§ EXERCISE OBJECTIVE
Output the stretch from the start of the records through the line containing "The anti-rotation pin 138 is at (202, 291)." as a Markdown table with the columns Row and Line. Put a row number and the line in each row, and leave out blank lines.

(Dataset records)
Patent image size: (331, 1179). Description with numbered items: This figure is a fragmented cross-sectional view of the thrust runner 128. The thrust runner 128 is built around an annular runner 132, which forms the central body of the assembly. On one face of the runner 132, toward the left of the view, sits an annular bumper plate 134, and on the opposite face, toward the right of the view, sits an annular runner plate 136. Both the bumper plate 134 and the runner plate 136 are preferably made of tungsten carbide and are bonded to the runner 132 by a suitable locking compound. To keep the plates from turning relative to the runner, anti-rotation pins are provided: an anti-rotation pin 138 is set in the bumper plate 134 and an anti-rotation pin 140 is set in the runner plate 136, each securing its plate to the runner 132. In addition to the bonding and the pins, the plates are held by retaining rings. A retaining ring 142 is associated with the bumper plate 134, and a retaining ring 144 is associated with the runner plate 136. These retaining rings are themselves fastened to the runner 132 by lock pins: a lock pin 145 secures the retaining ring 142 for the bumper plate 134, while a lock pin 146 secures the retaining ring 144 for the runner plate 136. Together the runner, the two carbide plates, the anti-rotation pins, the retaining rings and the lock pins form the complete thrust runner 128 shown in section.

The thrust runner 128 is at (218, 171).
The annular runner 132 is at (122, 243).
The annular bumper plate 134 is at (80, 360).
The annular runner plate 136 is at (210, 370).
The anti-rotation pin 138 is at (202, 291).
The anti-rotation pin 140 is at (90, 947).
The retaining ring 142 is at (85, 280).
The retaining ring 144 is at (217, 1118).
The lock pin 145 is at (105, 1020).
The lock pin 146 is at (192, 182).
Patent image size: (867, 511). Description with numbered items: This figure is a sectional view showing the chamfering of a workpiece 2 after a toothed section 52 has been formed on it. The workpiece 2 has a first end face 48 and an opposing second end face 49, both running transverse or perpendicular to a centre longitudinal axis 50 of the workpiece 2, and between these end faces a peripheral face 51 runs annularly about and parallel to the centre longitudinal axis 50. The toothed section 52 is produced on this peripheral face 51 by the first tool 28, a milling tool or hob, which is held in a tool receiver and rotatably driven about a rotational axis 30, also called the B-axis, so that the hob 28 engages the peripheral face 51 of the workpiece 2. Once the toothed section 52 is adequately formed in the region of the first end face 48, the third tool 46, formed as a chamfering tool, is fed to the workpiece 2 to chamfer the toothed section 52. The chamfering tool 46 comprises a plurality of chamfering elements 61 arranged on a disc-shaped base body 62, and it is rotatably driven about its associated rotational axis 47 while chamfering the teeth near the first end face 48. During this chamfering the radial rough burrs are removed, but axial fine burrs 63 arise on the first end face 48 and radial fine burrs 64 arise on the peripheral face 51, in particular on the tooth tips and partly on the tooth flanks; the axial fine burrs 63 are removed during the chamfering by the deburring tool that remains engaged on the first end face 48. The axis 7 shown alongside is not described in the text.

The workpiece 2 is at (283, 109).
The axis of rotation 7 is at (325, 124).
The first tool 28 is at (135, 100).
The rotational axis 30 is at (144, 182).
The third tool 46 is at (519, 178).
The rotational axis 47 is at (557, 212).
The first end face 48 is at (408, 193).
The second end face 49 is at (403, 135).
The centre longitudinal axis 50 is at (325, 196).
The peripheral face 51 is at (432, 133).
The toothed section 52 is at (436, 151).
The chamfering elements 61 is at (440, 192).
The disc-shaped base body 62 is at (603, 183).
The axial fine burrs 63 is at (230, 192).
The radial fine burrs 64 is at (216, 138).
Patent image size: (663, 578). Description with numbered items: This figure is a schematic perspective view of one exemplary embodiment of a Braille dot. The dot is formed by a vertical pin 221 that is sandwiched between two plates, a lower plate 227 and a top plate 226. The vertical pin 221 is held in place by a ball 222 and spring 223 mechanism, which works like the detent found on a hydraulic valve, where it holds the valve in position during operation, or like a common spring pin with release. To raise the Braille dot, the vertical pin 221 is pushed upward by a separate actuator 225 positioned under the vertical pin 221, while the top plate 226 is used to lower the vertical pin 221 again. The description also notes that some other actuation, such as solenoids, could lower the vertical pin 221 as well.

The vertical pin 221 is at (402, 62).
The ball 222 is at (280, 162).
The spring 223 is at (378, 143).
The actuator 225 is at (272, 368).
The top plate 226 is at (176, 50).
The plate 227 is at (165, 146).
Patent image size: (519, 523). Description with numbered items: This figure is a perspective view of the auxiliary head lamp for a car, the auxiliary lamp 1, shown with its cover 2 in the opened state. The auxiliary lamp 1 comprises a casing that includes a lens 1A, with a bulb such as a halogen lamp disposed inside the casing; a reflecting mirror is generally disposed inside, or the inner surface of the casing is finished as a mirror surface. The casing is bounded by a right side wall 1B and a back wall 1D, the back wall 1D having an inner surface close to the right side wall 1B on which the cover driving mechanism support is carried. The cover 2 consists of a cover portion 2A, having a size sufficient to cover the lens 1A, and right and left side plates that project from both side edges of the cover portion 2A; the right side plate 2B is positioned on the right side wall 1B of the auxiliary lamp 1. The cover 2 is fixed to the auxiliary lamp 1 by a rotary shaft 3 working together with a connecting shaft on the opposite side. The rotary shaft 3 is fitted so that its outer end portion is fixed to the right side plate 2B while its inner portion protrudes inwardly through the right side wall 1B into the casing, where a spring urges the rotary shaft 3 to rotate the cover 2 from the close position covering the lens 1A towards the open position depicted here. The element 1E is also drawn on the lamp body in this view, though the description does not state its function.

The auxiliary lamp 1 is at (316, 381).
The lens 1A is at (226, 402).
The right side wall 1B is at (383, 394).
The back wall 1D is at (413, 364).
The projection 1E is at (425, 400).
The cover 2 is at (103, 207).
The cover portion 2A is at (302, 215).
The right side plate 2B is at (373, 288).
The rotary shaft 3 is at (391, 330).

§ FULL ANSWER
| Row | Line |
|---|---|
| 1 | Patent image size: (331, 1179). Description with numbered items: This figure is a fragmented cross-sectional view of the thrust runner 128. The thrust runner 128 is built around an annular runner 132, which forms the central body of the assembly. On one face of the runner 132, toward the left of the view, sits an annular bumper plate 134, and on the opposite face, toward the right of the view, sits an annular runner plate 136. Both the bumper plate 134 and the runner plate 136 are preferably made of tungsten carbide and are bonded to the runner 132 by a suitable locking compound. To keep the plates from turning relative to the runner, anti-rotation pins are provided: an anti-rotation pin 138 is set in the bumper plate 134 and an anti-rotation pin 140 is set in the runner plate 136, each securing its plate to the runner 132. In addition to the bonding and the pins, the plates are held by retaining rings. A retaining ring 142 is associated with the bumper plate 134, and a retaining ring 144 is associated with the runner plate 136. These retaining rings are themselves fastened to the runner 132 by lock pins: a lock pin 145 secures the retaining ring 142 for the bumper plate 134, while a lock pin 146 secures the retaining ring 144 for the runner plate 136. Together the runner, the two carbide plates, the anti-rotation pins, the retaining rings and the lock pins form the complete thrust runner 128 shown in section. |
| 2 | The thrust runner 128 is at (218, 171). |
| 3 | The annular runner 132 is at (122, 243). |
| 4 | The annular bumper plate 134 is at (80, 360). |
| 5 | The annular runner plate 136 is at (210, 370). |
| 6 | The anti-rotation pin 138 is at (202, 291). |